# Work instructions
Where does the string "ABCDEz" appear? Copy every line of the entries below that holds it.

Saved entries
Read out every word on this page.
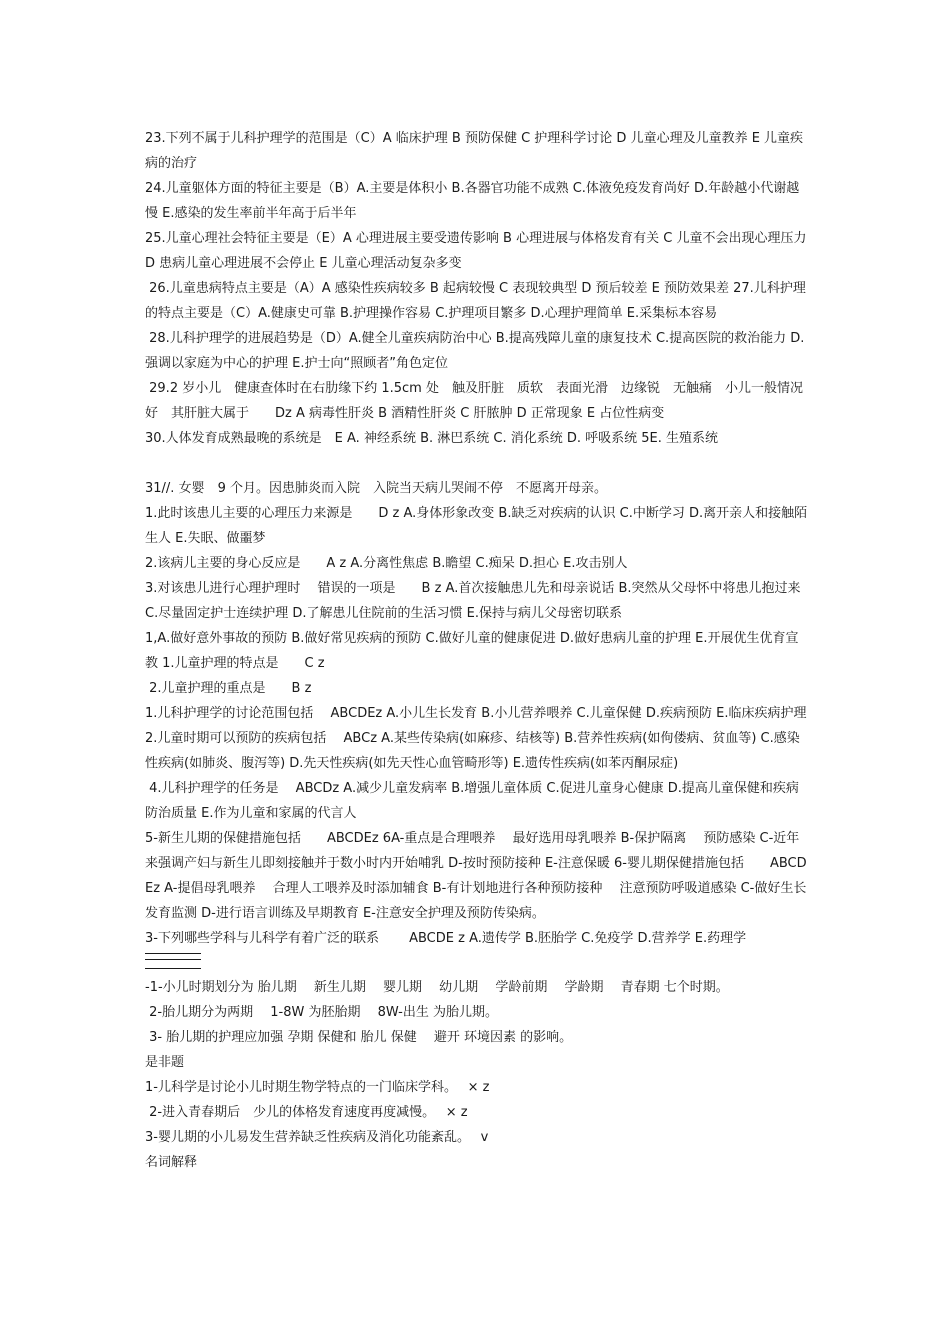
23.下列不属于儿科护理学的范围是（C）A 临床护理 B 预防保健 C 护理科学讨论 D 儿童心理及儿童教养 E 儿童疾病的治疗

24.儿童躯体方面的特征主要是（B）A.主要是体积小 B.各器官功能不成熟 C.体液免疫发育尚好 D.年龄越小代谢越慢 E.感染的发生率前半年高于后半年

25.儿童心理社会特征主要是（E）A 心理进展主要受遗传影响 B 心理进展与体格发育有关 C 儿童不会出现心理压力 D 患病儿童心理进展不会停止 E 儿童心理活动复杂多变

26.儿童患病特点主要是（A）A 感染性疾病较多 B 起病较慢 C 表现较典型 D 预后较差 E 预防效果差 27.儿科护理的特点主要是（C）A.健康史可靠 B.护理操作容易 C.护理项目繁多 D.心理护理简单 E.采集标本容易

28.儿科护理学的进展趋势是（D）A.健全儿童疾病防治中心 B.提高残障儿童的康复技术 C.提高医院的救治能力 D.强调以家庭为中心的护理 E.护士向“照顾者”角色定位

29.2 岁小儿　健康查体时在右肋缘下约 1.5cm 处　触及肝脏　质软　表面光滑　边缘锐　无触痛　小儿一般情况好　其肝脏大属于　　Dz A 病毒性肝炎 B 酒精性肝炎 C 肝脓肿 D 正常现象 E 占位性病变

30.人体发育成熟最晚的系统是　E A. 神经系统 B. 淋巴系统 C. 消化系统 D. 呼吸系统 5E. 生殖系统

31//. 女婴　9 个月。因患肺炎而入院　入院当天病儿哭闹不停　不愿离开母亲。

1.此时该患儿主要的心理压力来源是　　D z A.身体形象改变 B.缺乏对疾病的认识 C.中断学习 D.离开亲人和接触陌生人 E.失眠、做噩梦

2.该病儿主要的身心反应是　　A z A.分离性焦虑 B.瞻望 C.痴呆 D.担心 E.攻击别人

3.对该患儿进行心理护理时　 错误的一项是　　B z A.首次接触患儿先和母亲说话 B.突然从父母怀中将患儿抱过来 C.尽量固定护士连续护理 D.了解患儿住院前的生活习惯 E.保持与病儿父母密切联系

1,A.做好意外事故的预防 B.做好常见疾病的预防 C.做好儿童的健康促进 D.做好患病儿童的护理 E.开展优生优育宣教 1.儿童护理的特点是　　C z

2.儿童护理的重点是　　B z

1.儿科护理学的讨论范围包括　 ABCDEz A.小儿生长发育 B.小儿营养喂养 C.儿童保健 D.疾病预防 E.临床疾病护理

2.儿童时期可以预防的疾病包括　 ABCz A.某些传染病(如麻疹、结核等) B.营养性疾病(如佝偻病、贫血等) C.感染性疾病(如肺炎、腹泻等) D.先天性疾病(如先天性心血管畸形等) E.遗传性疾病(如苯丙酮尿症)

4.儿科护理学的任务是　 ABCDz A.减少儿童发病率 B.增强儿童体质 C.促进儿童身心健康 D.提高儿童保健和疾病防治质量 E.作为儿童和家属的代言人

5-新生儿期的保健措施包括　　ABCDEz 6A-重点是合理喂养　 最好选用母乳喂养 B-保护隔离　 预防感染 C-近年来强调产妇与新生儿即刻接触并于数小时内开始哺乳 D-按时预防接种 E-注意保暖 6-婴儿期保健措施包括　　ABCDEz A-提倡母乳喂养　 合理人工喂养及时添加辅食 B-有计划地进行各种预防接种　 注意预防呼吸道感染 C-做好生长发育监测 D-进行语言训练及早期教育 E-注意安全护理及预防传染病。

3-下列哪些学科与儿科学有着广泛的联系　　 ABCDE z A.遗传学 B.胚胎学 C.免疫学 D.营养学 E.药理学

-1-小儿时期划分为 胎儿期　 新生儿期　 婴儿期　 幼儿期　 学龄前期　 学龄期　 青春期 七个时期。

2-胎儿期分为两期　 1-8W 为胚胎期　 8W-出生 为胎儿期。

3- 胎儿期的护理应加强 孕期 保健和 胎儿 保健　 避开 环境因素 的影响。

是非题

1-儿科学是讨论小儿时期生物学特点的一门临床学科。　 × z

2-进入青春期后　少儿的体格发育速度再度减慢。　 × z

3-婴儿期的小儿易发生营养缺乏性疾病及消化功能紊乱。　 v

名词解释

# Answer for the task
1.儿科护理学的讨论范围包括　 ABCDEz A.小儿生长发育 B.小儿营养喂养 C.儿童保健 D.疾病预防 E.临床疾病护理
5-新生儿期的保健措施包括　　ABCDEz 6A-重点是合理喂养　 最好选用母乳喂养 B-保护隔离　 预防感染 C-近年来强调产妇与新生儿即刻接触并于数小时内开始哺乳 D-按时预防接种 E-注意保暖 6-婴儿期保健措施包括　　ABCDEz A-提倡母乳喂养　 合理人工喂养及时添加辅食 B-有计划地进行各种预防接种　 注意预防呼吸道感染 C-做好生长发育监测 D-进行语言训练及早期教育 E-注意安全护理及预防传染病。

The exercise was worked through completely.